Saved data entries:
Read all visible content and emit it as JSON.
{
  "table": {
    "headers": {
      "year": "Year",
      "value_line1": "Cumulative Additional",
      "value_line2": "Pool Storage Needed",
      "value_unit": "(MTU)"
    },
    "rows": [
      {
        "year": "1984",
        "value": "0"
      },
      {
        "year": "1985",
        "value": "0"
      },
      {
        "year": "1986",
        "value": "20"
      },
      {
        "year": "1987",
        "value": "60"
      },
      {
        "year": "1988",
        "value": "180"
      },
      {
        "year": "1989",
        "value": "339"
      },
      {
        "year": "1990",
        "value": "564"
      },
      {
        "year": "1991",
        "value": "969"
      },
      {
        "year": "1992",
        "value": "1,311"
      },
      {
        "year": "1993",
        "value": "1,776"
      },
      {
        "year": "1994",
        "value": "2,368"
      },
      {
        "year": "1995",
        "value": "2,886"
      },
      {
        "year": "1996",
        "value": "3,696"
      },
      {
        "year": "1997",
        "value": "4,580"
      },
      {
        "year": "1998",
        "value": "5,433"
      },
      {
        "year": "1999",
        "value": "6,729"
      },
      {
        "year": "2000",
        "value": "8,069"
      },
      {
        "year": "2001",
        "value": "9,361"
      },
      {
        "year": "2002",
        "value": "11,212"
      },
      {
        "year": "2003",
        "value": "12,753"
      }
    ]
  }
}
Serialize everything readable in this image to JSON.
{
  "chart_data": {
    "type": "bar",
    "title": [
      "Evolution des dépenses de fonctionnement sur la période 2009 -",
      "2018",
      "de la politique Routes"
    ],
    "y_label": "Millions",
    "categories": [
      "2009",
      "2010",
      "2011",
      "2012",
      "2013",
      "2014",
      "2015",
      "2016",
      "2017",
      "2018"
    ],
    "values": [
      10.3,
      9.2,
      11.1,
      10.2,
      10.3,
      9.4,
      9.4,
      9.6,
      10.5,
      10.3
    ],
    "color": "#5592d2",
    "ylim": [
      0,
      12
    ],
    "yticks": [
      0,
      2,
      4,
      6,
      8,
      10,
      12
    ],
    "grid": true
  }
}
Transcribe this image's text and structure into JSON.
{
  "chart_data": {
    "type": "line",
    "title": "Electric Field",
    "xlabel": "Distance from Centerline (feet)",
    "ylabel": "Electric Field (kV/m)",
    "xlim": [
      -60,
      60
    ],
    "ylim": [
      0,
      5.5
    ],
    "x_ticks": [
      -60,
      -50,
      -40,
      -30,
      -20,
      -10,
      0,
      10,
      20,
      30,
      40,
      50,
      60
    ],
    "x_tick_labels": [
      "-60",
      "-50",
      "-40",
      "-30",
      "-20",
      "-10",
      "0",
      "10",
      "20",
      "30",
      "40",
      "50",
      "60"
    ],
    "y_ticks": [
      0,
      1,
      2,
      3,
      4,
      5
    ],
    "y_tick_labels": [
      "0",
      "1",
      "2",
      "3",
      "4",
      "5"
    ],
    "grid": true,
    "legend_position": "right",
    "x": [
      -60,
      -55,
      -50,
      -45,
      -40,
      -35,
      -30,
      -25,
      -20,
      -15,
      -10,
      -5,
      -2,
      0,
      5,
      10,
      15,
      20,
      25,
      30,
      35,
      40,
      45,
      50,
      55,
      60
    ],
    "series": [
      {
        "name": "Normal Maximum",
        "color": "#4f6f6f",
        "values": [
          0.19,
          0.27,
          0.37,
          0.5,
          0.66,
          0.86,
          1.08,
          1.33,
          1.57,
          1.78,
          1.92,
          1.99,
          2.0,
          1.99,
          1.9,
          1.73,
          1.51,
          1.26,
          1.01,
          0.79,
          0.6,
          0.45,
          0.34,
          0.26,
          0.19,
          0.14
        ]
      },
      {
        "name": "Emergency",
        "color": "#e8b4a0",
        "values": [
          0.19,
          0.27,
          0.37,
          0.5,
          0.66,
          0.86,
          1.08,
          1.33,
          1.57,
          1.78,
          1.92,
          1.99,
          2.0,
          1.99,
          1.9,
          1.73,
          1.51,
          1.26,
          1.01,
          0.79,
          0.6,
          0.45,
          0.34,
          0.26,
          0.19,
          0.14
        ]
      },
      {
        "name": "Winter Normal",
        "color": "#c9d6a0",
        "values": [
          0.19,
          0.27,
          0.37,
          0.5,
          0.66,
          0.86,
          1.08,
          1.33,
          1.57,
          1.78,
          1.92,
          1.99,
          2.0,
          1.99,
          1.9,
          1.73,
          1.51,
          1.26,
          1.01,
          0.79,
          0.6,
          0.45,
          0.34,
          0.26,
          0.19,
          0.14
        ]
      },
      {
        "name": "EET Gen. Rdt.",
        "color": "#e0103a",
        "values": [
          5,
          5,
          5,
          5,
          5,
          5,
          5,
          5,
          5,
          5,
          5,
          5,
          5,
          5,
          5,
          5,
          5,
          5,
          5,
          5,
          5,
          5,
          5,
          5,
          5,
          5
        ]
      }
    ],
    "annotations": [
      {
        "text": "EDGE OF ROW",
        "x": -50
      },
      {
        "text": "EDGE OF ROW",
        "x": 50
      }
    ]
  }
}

:: Goal ::
Provide all the records again, word for word.

:: Exercise answer ::
Read all visible content and emit it as JSON.
{
  "table": {
    "headers": {
      "year": "Year",
      "value_line1": "Cumulative Additional",
      "value_line2": "Pool Storage Needed",
      "value_unit": "(MTU)"
    },
    "rows": [
      {
        "year": "1984",
        "value": "0"
      },
      {
        "year": "1985",
        "value": "0"
      },
      {
        "year": "1986",
        "value": "20"
      },
      {
        "year": "1987",
        "value": "60"
      },
      {
        "year": "1988",
        "value": "180"
      },
      {
        "year": "1989",
        "value": "339"
      },
      {
        "year": "1990",
        "value": "564"
      },
      {
        "year": "1991",
        "value": "969"
      },
      {
        "year": "1992",
        "value": "1,311"
      },
      {
        "year": "1993",
        "value": "1,776"
      },
      {
        "year": "1994",
        "value": "2,368"
      },
      {
        "year": "1995",
        "value": "2,886"
      },
      {
        "year": "1996",
        "value": "3,696"
      },
      {
        "year": "1997",
        "value": "4,580"
      },
      {
        "year": "1998",
        "value": "5,433"
      },
      {
        "year": "1999",
        "value": "6,729"
      },
      {
        "year": "2000",
        "value": "8,069"
      },
      {
        "year": "2001",
        "value": "9,361"
      },
      {
        "year": "2002",
        "value": "11,212"
      },
      {
        "year": "2003",
        "value": "12,753"
      }
    ]
  }
}
Serialize everything readable in this image to JSON.
{
  "chart_data": {
    "type": "bar",
    "title": [
      "Evolution des dépenses de fonctionnement sur la période 2009 -",
      "2018",
      "de la politique Routes"
    ],
    "y_label": "Millions",
    "categories": [
      "2009",
      "2010",
      "2011",
      "2012",
      "2013",
      "2014",
      "2015",
      "2016",
      "2017",
      "2018"
    ],
    "values": [
      10.3,
      9.2,
      11.1,
      10.2,
      10.3,
      9.4,
      9.4,
      9.6,
      10.5,
      10.3
    ],
    "color": "#5592d2",
    "ylim": [
      0,
      12
    ],
    "yticks": [
      0,
      2,
      4,
      6,
      8,
      10,
      12
    ],
    "grid": true
  }
}
Transcribe this image's text and structure into JSON.
{
  "chart_data": {
    "type": "line",
    "title": "Electric Field",
    "xlabel": "Distance from Centerline (feet)",
    "ylabel": "Electric Field (kV/m)",
    "xlim": [
      -60,
      60
    ],
    "ylim": [
      0,
      5.5
    ],
    "x_ticks": [
      -60,
      -50,
      -40,
      -30,
      -20,
      -10,
      0,
      10,
      20,
      30,
      40,
      50,
      60
    ],
    "x_tick_labels": [
      "-60",
      "-50",
      "-40",
      "-30",
      "-20",
      "-10",
      "0",
      "10",
      "20",
      "30",
      "40",
      "50",
      "60"
    ],
    "y_ticks": [
      0,
      1,
      2,
      3,
      4,
      5
    ],
    "y_tick_labels": [
      "0",
      "1",
      "2",
      "3",
      "4",
      "5"
    ],
    "grid": true,
    "legend_position": "right",
    "x": [
      -60,
      -55,
      -50,
      -45,
      -40,
      -35,
      -30,
      -25,
      -20,
      -15,
      -10,
      -5,
      -2,
      0,
      5,
      10,
      15,
      20,
      25,
      30,
      35,
      40,
      45,
      50,
      55,
      60
    ],
    "series": [
      {
        "name": "Normal Maximum",
        "color": "#4f6f6f",
        "values": [
          0.19,
          0.27,
          0.37,
          0.5,
          0.66,
          0.86,
          1.08,
          1.33,
          1.57,
          1.78,
          1.92,
          1.99,
          2.0,
          1.99,
          1.9,
          1.73,
          1.51,
          1.26,
          1.01,
          0.79,
          0.6,
          0.45,
          0.34,
          0.26,
          0.19,
          0.14
        ]
      },
      {
        "name": "Emergency",
        "color": "#e8b4a0",
        "values": [
          0.19,
          0.27,
          0.37,
          0.5,
          0.66,
          0.86,
          1.08,
          1.33,
          1.57,
          1.78,
          1.92,
          1.99,
          2.0,
          1.99,
          1.9,
          1.73,
          1.51,
          1.26,
          1.01,
          0.79,
          0.6,
          0.45,
          0.34,
          0.26,
          0.19,
          0.14
        ]
      },
      {
        "name": "Winter Normal",
        "color": "#c9d6a0",
        "values": [
          0.19,
          0.27,
          0.37,
          0.5,
          0.66,
          0.86,
          1.08,
          1.33,
          1.57,
          1.78,
          1.92,
          1.99,
          2.0,
          1.99,
          1.9,
          1.73,
          1.51,
          1.26,
          1.01,
          0.79,
          0.6,
          0.45,
          0.34,
          0.26,
          0.19,
          0.14
        ]
      },
      {
        "name": "EET Gen. Rdt.",
        "color": "#e0103a",
        "values": [
          5,
          5,
          5,
          5,
          5,
          5,
          5,
          5,
          5,
          5,
          5,
          5,
          5,
          5,
          5,
          5,
          5,
          5,
          5,
          5,
          5,
          5,
          5,
          5,
          5,
          5
        ]
      }
    ],
    "annotations": [
      {
        "text": "EDGE OF ROW",
        "x": -50
      },
      {
        "text": "EDGE OF ROW",
        "x": 50
      }
    ]
  }
}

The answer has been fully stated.